Each line that holds the word "витринное" counts once. Give the total number of such lines and nothing else.

▸ **Data records**:
● ● ● ● ●

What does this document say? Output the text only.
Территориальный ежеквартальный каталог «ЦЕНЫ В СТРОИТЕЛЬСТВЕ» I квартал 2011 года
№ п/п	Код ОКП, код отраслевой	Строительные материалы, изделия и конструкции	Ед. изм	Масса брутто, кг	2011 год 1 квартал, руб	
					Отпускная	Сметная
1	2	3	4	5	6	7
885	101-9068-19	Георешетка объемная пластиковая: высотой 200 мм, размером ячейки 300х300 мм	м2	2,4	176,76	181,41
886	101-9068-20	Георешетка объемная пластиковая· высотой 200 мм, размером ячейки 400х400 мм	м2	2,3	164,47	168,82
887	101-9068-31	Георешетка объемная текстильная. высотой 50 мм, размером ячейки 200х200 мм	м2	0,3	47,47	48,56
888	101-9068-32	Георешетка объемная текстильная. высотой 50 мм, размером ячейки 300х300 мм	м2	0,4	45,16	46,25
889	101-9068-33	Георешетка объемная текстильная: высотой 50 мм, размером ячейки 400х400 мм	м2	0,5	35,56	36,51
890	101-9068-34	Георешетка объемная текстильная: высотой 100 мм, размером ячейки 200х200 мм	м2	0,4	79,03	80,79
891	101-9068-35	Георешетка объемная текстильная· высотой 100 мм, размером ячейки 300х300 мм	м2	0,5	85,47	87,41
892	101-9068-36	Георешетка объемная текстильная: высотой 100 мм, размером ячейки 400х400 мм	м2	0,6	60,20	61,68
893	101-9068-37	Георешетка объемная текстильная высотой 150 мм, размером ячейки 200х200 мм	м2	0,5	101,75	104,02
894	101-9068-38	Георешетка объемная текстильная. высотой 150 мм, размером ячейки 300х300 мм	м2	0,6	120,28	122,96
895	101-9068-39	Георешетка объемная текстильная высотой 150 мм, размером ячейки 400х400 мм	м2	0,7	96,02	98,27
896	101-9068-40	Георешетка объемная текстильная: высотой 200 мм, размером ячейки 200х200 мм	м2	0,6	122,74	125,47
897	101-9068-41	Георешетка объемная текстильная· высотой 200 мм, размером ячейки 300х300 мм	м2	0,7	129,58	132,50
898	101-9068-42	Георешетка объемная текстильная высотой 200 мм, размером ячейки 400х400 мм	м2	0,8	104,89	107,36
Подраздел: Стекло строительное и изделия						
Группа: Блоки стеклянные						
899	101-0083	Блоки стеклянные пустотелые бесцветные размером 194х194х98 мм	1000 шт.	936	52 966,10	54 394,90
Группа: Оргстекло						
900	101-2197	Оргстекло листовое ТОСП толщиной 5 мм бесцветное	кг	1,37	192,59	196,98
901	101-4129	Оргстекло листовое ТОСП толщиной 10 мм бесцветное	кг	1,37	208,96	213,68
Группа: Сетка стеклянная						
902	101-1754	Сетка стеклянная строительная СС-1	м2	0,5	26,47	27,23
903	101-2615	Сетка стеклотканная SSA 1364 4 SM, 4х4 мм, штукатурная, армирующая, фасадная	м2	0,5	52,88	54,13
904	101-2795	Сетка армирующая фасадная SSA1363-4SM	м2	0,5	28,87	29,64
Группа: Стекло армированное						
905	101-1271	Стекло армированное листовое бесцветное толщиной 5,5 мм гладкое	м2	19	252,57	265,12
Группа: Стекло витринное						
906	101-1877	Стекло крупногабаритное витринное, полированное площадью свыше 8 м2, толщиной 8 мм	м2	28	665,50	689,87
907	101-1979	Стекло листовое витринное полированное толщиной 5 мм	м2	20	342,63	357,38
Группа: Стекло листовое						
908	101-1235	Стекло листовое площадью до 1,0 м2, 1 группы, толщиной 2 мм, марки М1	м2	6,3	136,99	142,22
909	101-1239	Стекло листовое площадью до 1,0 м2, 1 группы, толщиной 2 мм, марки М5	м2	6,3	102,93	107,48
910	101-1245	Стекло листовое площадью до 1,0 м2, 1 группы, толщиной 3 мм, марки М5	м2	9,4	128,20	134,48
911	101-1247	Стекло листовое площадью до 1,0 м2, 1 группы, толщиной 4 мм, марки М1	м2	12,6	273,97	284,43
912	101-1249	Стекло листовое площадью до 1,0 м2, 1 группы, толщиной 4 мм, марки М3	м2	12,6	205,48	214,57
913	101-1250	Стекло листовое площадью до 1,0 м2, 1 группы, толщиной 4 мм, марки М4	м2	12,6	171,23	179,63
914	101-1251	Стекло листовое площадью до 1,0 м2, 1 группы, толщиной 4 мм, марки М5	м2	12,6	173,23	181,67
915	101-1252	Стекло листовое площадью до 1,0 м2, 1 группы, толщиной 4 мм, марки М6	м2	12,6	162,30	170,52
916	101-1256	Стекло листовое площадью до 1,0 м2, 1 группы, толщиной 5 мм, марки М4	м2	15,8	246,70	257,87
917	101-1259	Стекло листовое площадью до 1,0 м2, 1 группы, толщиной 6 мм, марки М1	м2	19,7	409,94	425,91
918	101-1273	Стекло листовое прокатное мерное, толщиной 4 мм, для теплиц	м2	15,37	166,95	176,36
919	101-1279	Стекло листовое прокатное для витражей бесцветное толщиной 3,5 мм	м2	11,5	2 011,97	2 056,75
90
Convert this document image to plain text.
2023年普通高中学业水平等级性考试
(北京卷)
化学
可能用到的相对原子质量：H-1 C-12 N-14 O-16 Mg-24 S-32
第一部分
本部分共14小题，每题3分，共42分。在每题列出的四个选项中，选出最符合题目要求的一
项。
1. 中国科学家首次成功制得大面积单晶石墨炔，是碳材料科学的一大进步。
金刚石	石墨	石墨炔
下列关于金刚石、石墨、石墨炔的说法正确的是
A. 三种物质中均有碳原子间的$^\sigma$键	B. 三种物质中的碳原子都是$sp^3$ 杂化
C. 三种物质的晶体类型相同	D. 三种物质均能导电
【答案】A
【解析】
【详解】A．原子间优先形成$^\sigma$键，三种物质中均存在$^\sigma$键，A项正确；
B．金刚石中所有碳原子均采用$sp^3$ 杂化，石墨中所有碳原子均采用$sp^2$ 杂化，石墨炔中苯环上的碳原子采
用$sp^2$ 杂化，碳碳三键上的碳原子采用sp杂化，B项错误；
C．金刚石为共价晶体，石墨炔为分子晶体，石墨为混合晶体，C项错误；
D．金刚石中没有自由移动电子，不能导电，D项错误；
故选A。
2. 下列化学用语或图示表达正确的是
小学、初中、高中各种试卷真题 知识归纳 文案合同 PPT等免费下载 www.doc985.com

● ● ● ● ●

▸ **Task output**: 3